2. Those costs of the suit plus interest at court rates are paid to the Plaintiff.”
Immediately the judgment was pronounced, the Defendant applied for a temporary stay of execution pending the filing of a formal application for stay and an appeal to the Court of Appeal. The Defendant has now filed a notice of appeal and a formal Notice of Motion seeking for stay of execution pending the hearing and the determination of the appeal.
2. When the judgment was delivered, the Defendant was given 21 days within which to file a formal application for stay of execution. Counsel for the Defendant argued that the computation of the 21 days begun to run on 7th January 2010 due to public holidays and as provided for under Order 49 Rule 3A of the Civil Procedure Rules therefore this application was filed within time. On the merit of the application, judgment involves a colossal sum of money and taking into account the principles of law governing the elements to bring to bear, the Applicant should be granted the order of stay. For example the Court of Appeal decision in Civil Application No. 4 of 2002 Banque Indosuez vs D. J. Lowe & Company. The applicant was granted an order of stay so that the Appeal was not rendered nugatory.
3. In Civil Application No. Nai.258 of 2009, E. Muriu Kamau Njoroge Nani Mungai t/a Muriu Njoroge & Company Advocates vs. National Bank of Kenya Ltd their Lordships expressed themselves in the following words;
“The Courts including this Court in interpreting the Civil procedure Act, or the Appellate Jurisdiction Act, or exercising any power must take into consideration the overriding objective as defined in the two Acts. Some of the principle aims of the overriding objective include the need to act justly in every situation; and the need to have regard to the principle of proportionality and the need to create a level playing ground for all the parties coming before the Courts by ensuring that the principle of equality of arms is maintained and that as far as it is practicable to place the parties on equal footing.”
4. Counsel for the Defendant further submitted that the approach being taken by the Court of Appeal is in furtherance of the overriding objective provided for under Section 1A of the Civil Procedure Rules which takes into account the overarching objective in the administration of justice is to provide proportionality or a fair playing ground for both parties who should not be prejudiced by the pending appeal. The decision of the High Court is subject to the Court of Appeal decision and in balancing the interests of the parties; none should be put at an advantage. On the issue of security, counsel submitted that the judgment-debtor can provide a corporate guarantee because requiring them to provide security by cash, guarantee or bonds can lead to unnecessary expense. The Judgment-debtor is a sound Company which is listed at the Nairobi Stock Exchange; it is a public company which is even allowed to borrow from the public through the commercial paper.
5. This application was opposed by counsel for the Respondent. He relied on the replying affidavit by the Plaintiff sworn on 22nd February 2010. Counsel for the Respondent also filed written submissions and urged the court to strike the entire application as it was filed outside the 21 days period allowed by the Judge. The Judgment-Debtor did not apply for the extension of time because even the submissions were filed out side the period allowed by this court. The supporting affidavit to the application seeking for stay of execution was also challenged on the grounds that it was filed to support an earlier application dated 15th February 2010 which was withdrawn. The Judgment-Debtor did not swear a fresh affidavit to support this application therefore it should be struck out.

■ Supplied information:
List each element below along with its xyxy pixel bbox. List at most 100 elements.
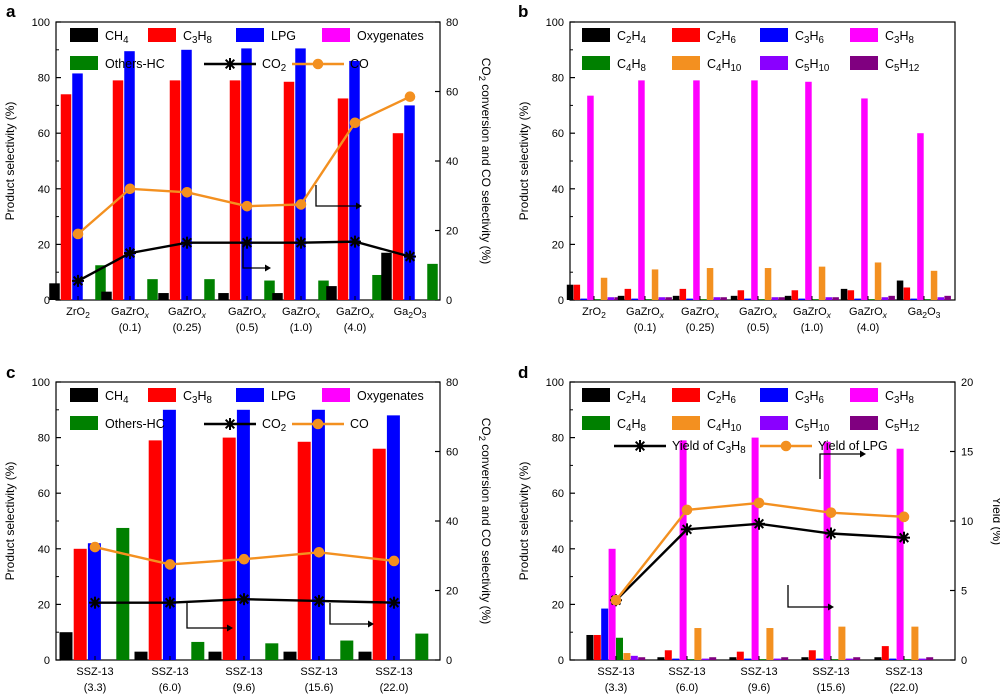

■ Problems to solve:
• a. Copy the court ruling on the stay of execution word for word, starting with "2. When the" and going on through "not rendered nugatory.".
• b. Continue the court ruling on the stay of execution from the point where it ends.

■ Answer list:
• a.
2. When the judgment was delivered, the Defendant was given 21 days within which to file a formal application for stay of execution. Counsel for the Defendant argued that the computation of the 21 days begun to run on 7th January 2010 due to public holidays and as provided for under Order 49 Rule 3A of the Civil Procedure Rules therefore this application was filed within time. On the merit of the application, judgment involves a colossal sum of money and taking into account the principles of law governing the elements to bring to bear, the Applicant should be granted the order of stay. For example the Court of Appeal decision in Civil Application No. 4 of 2002 Banque Indosuez vs D. J. Lowe & Company. The applicant was granted an order of stay so that the Appeal was not rendered nugatory.

• b.
6. On the merit of the application, the Judgment-Debtor has not met the conditions for granting a stay as set out under the provisions of Order 41 Rule 4(2) of the Civil Procedure Rules. The Applicant has not met the requirement by showing that they will suffer substantial loss unless the order of stay is granted. They have also not provided for a security. The offer to provide a commercial paper is not a reasonable security as the Plaintiff is not impecunious and can always pay back money in the event that the appeal is successful. The Plaintiff should not be denied the fruits of his judgment. As it was held in the case of; Stephen Wanjohi vs. Central Glass industries Ltd Nairobi HCCC 6726 of 1991.
7. Counsel also urged the court to take judicial notice of the fact that Oil Companies become insolvent due to the global economic melt down or they migrate to the other countries, thus they should not be granted the order of stay as there is a likelihood they will not pay the decretal sum in the event that the intended appeal fails. The Plaintiff is also an elderly person aged about 78 years old he should be allowed to enjoy the fruits of his judgment which he has waited for almost six (6) years.
8. I have considered the rival submissions and also the provisions of Order 41 rule 4(2) of the Civil Procedure Rules where it is provided that:
“(2) No order for stay of execution shall be made under
sub rule (1) unless…
(a)the court is satisfied that substantial loss may result to the applicant unless the order is made and that the application has been made without unreasonable delay; and
(b)Such security as the court orders for the due performance of such decree or order as may ultimately be binding on him has been given by the applicant.”
9. Applying the first test, whether the applicant will suffer substantial loss unless the order of stay is issued, I appreciate the decretal sum of over 150 million is by no means a small amount of money. I also find this application was filed without unreasonable delay. The court is called upon to exercise its discretion to grant an order of stay. In the oft’ cited case Butt vs. the Rent Restriction Tribunal [1982] KLR 417 the Court held;
“1. The power of the court to grant or refuse an application for a stay of execution is a discretionary power. The discretion should be exercised in such a way as not to prevent an appeal.
2. the general principle in granting or refusing a stay is; if there is no other overwhelming hindrance, a stay must be granted so that an appeal may not be rendered nugatory should that appeal court reverse the judge’s discretion.
3. A judge should not refuse a stay if there are good grounds for granting it merely because in his opinion, a better remedy may become available to the applicant at the end of the proceedings.
4. The court in exercising its discretion whether to grant and refuse an application for stay will consider the special circumstances of the case and unique requirements. The special circumstances in this case were that there was a large amount of rent in dispute and the appellant had an undoubted right of appeal.”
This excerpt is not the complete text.